Send each entry back exactly as given, pictures excluded.

> Data to use:
__________________________________________________

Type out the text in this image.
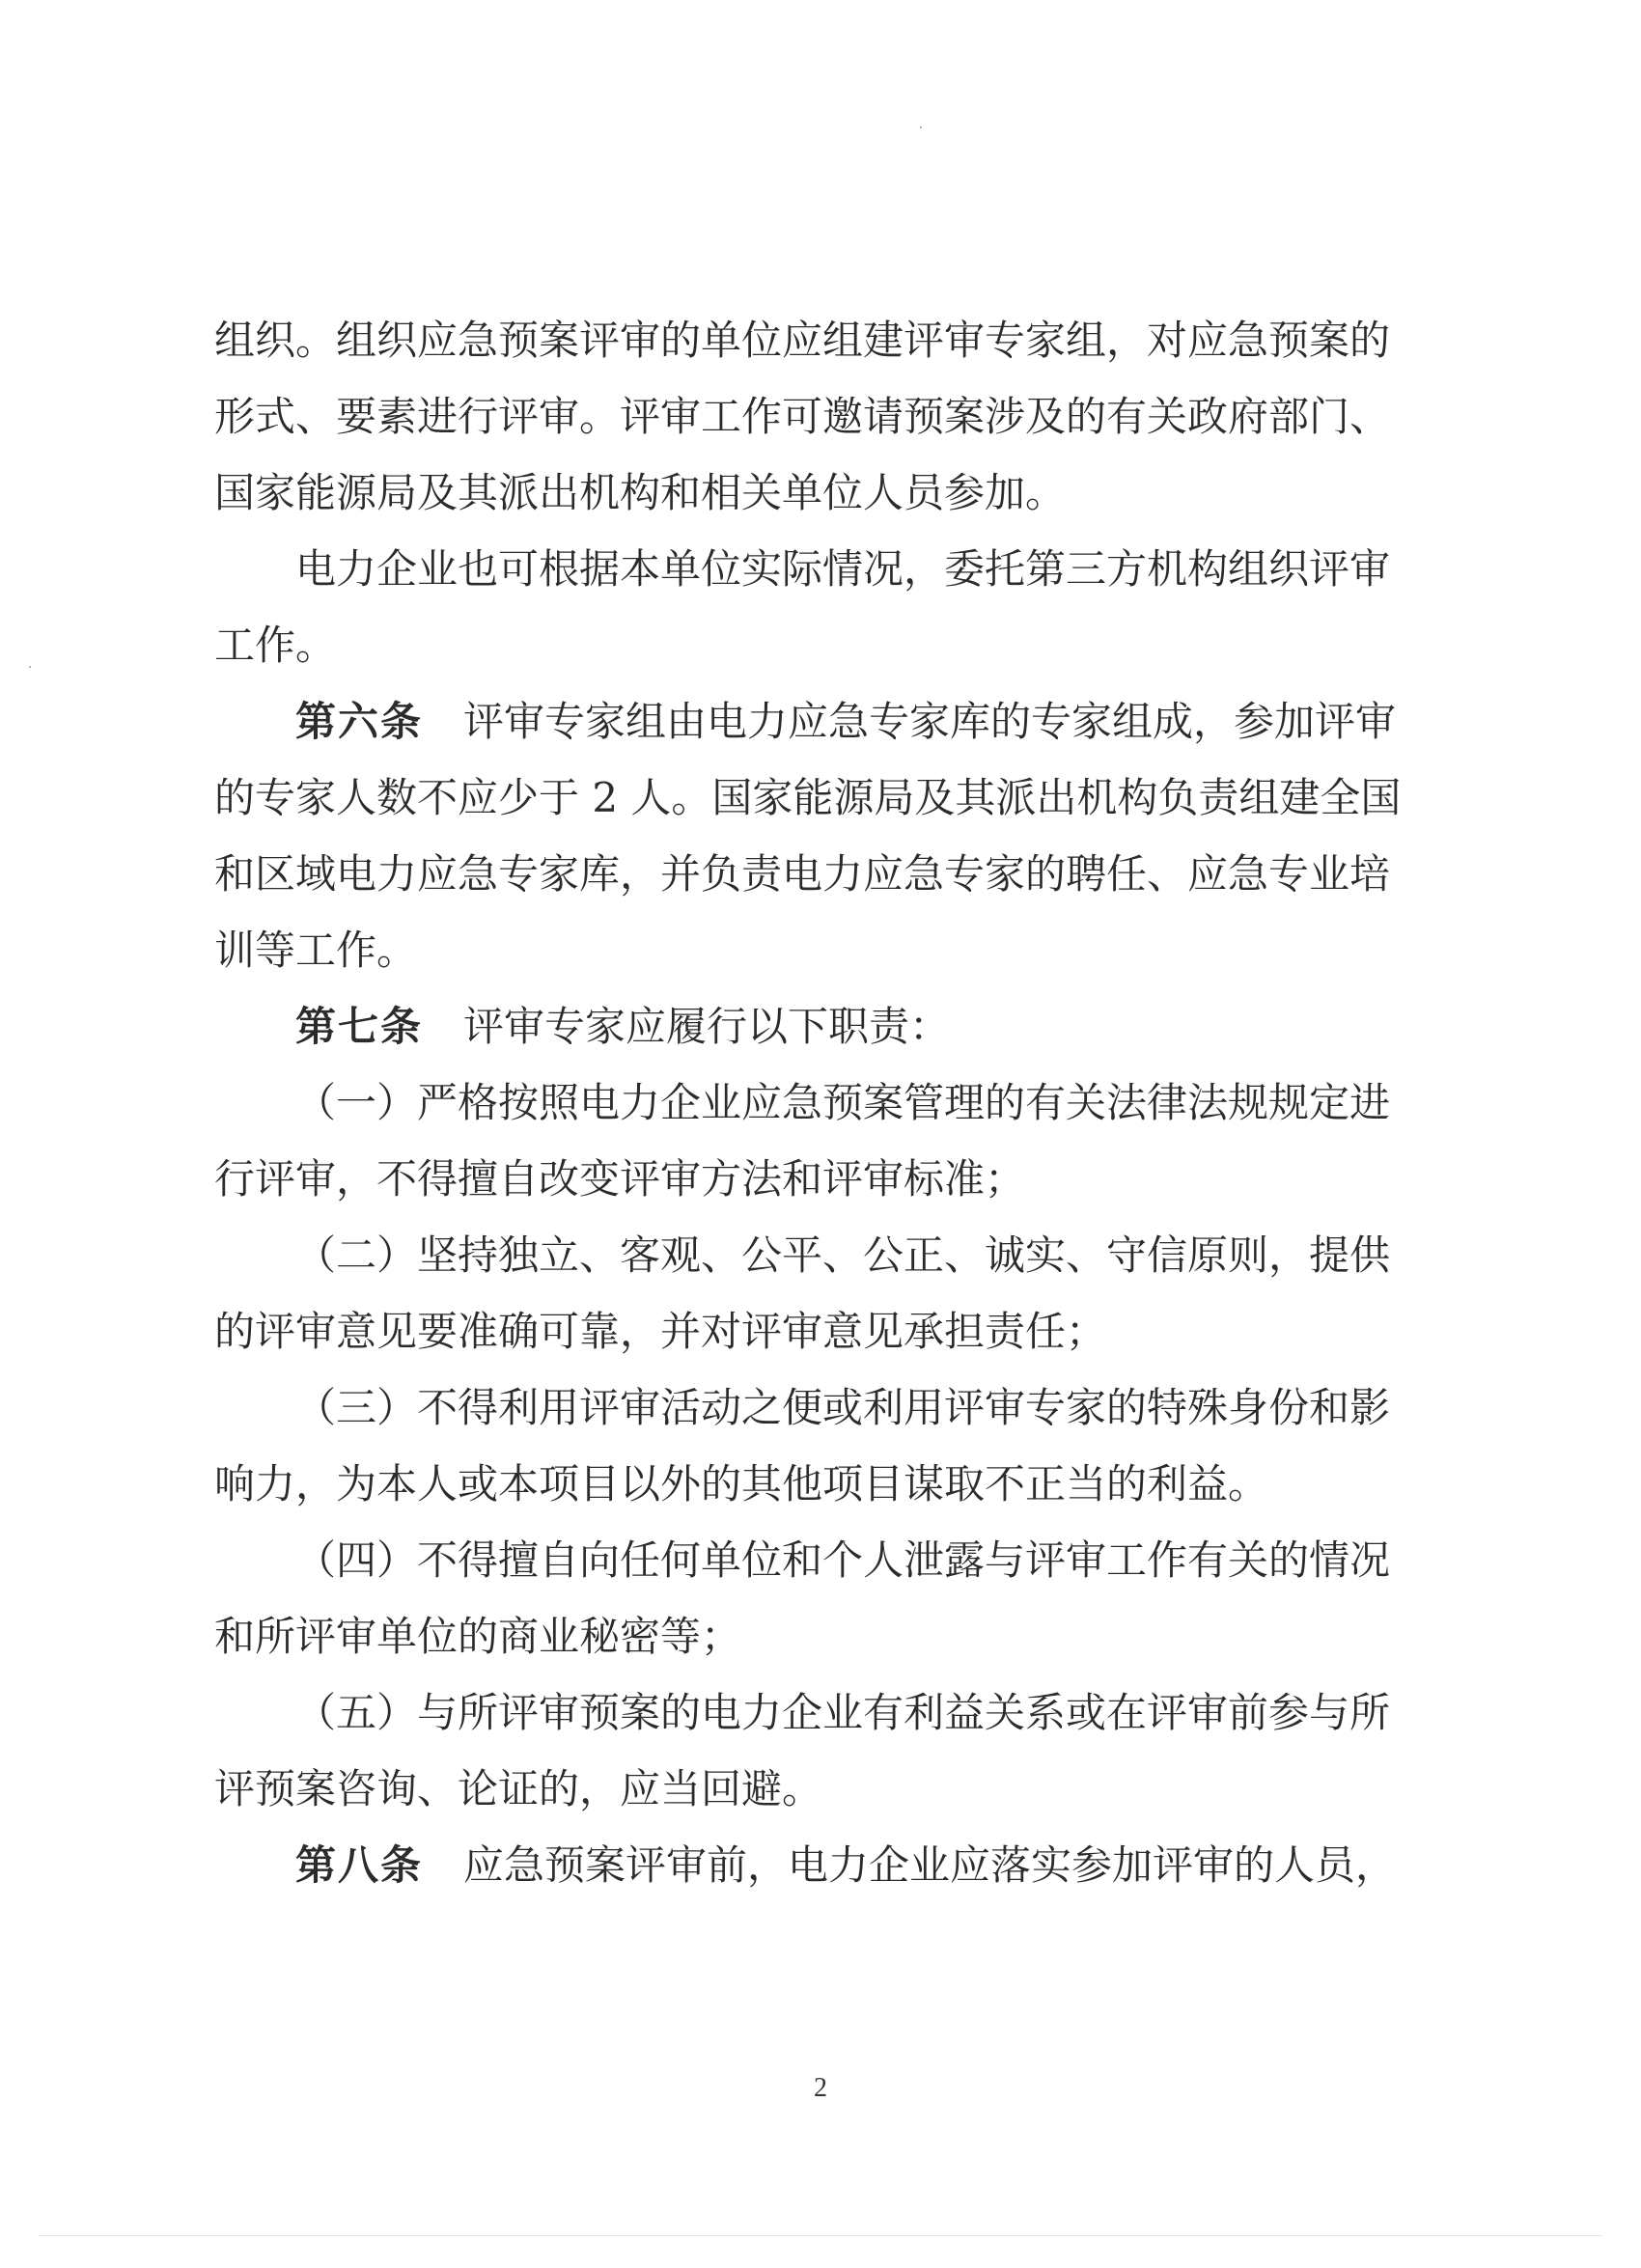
组织。组织应急预案评审的单位应组建评审专家组，对应急预案的
形式、要素进行评审。评审工作可邀请预案涉及的有关政府部门、
国家能源局及其派出机构和相关单位人员参加。
电力企业也可根据本单位实际情况，委托第三方机构组织评审
工作。
第六条 评审专家组由电力应急专家库的专家组成，参加评审
的专家人数不应少于 2 人。国家能源局及其派出机构负责组建全国
和区域电力应急专家库，并负责电力应急专家的聘任、应急专业培
训等工作。
第七条 评审专家应履行以下职责：
（一）严格按照电力企业应急预案管理的有关法律法规规定进
行评审，不得擅自改变评审方法和评审标准；
（二）坚持独立、客观、公平、公正、诚实、守信原则，提供
的评审意见要准确可靠，并对评审意见承担责任；
（三）不得利用评审活动之便或利用评审专家的特殊身份和影
响力，为本人或本项目以外的其他项目谋取不正当的利益。
（四）不得擅自向任何单位和个人泄露与评审工作有关的情况
和所评审单位的商业秘密等；
（五）与所评审预案的电力企业有利益关系或在评审前参与所
评预案咨询、论证的，应当回避。
第八条 应急预案评审前，电力企业应落实参加评审的人员，
2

__________________________________________________

> Reply:
Type out the text in this image.
组织。组织应急预案评审的单位应组建评审专家组，对应急预案的
形式、要素进行评审。评审工作可邀请预案涉及的有关政府部门、
国家能源局及其派出机构和相关单位人员参加。
电力企业也可根据本单位实际情况，委托第三方机构组织评审
工作。
第六条 评审专家组由电力应急专家库的专家组成，参加评审
的专家人数不应少于 2 人。国家能源局及其派出机构负责组建全国
和区域电力应急专家库，并负责电力应急专家的聘任、应急专业培
训等工作。
第七条 评审专家应履行以下职责：
（一）严格按照电力企业应急预案管理的有关法律法规规定进
行评审，不得擅自改变评审方法和评审标准；
（二）坚持独立、客观、公平、公正、诚实、守信原则，提供
的评审意见要准确可靠，并对评审意见承担责任；
（三）不得利用评审活动之便或利用评审专家的特殊身份和影
响力，为本人或本项目以外的其他项目谋取不正当的利益。
（四）不得擅自向任何单位和个人泄露与评审工作有关的情况
和所评审单位的商业秘密等；
（五）与所评审预案的电力企业有利益关系或在评审前参与所
评预案咨询、论证的，应当回避。
第八条 应急预案评审前，电力企业应落实参加评审的人员，
2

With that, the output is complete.